▼

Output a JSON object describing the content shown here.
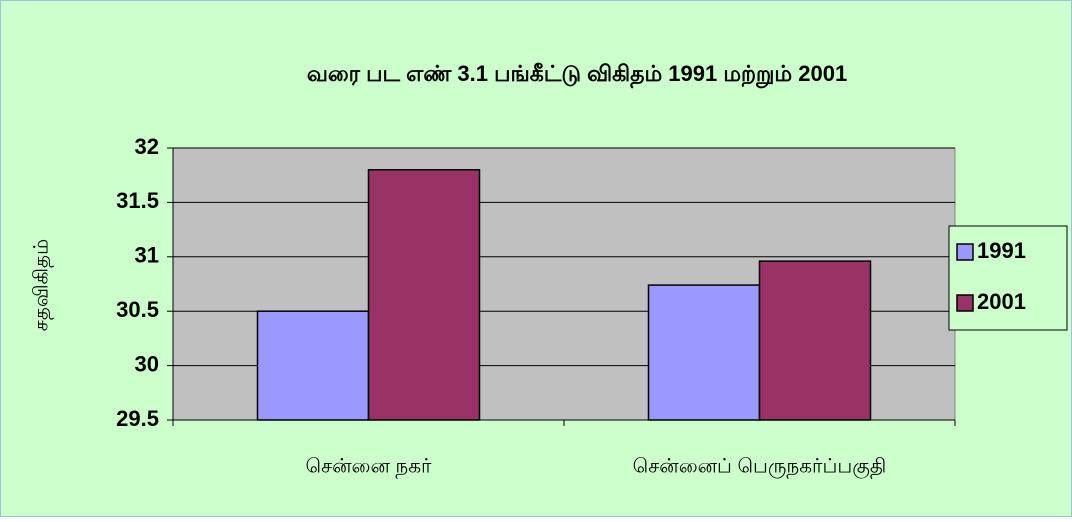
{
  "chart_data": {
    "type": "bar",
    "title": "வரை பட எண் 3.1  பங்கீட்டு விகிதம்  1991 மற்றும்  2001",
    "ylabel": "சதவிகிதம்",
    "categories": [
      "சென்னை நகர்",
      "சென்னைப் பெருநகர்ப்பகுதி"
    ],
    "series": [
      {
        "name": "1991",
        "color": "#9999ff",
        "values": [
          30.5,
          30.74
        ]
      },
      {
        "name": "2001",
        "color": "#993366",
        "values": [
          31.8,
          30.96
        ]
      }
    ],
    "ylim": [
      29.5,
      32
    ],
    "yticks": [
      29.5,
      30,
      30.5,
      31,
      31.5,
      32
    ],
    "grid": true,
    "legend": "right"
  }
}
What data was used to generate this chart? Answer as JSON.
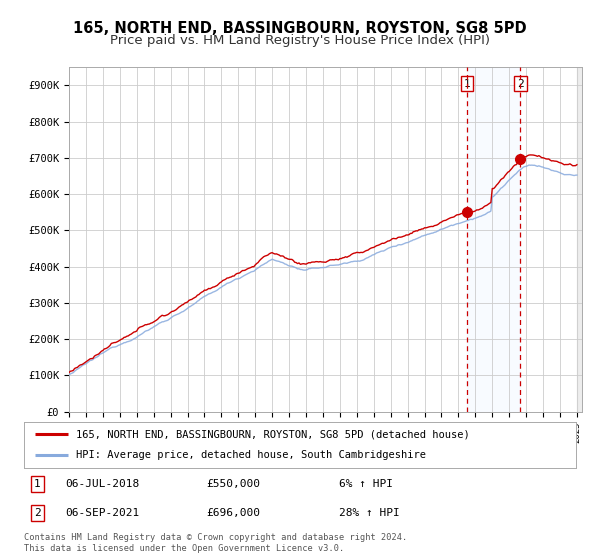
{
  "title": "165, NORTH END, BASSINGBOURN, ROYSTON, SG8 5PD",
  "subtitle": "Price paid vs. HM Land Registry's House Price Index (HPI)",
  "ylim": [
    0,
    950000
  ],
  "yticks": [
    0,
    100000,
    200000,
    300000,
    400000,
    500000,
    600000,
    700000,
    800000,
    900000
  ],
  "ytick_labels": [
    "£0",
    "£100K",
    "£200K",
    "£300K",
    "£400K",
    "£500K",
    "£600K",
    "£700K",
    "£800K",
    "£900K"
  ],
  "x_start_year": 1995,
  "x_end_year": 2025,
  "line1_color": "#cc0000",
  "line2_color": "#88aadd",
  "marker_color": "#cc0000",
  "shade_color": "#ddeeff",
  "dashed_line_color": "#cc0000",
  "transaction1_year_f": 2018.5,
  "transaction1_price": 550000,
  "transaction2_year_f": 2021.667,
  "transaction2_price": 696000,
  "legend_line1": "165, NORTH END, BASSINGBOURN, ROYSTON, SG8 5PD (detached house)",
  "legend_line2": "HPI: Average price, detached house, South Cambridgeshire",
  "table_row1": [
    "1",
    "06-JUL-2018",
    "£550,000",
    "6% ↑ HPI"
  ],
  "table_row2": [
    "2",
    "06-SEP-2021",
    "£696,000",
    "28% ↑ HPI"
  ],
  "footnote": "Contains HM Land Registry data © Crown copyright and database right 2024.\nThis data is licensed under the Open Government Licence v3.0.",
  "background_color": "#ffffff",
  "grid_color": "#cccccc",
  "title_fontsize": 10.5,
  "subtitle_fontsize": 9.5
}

▲

### [To be done]
Copy every line that includes the string "ROYSTON" from the material above.

### [The solution]
  "title": "165, NORTH END, BASSINGBOURN, ROYSTON, SG8 5PD",
  "legend_line1": "165, NORTH END, BASSINGBOURN, ROYSTON, SG8 5PD (detached house)",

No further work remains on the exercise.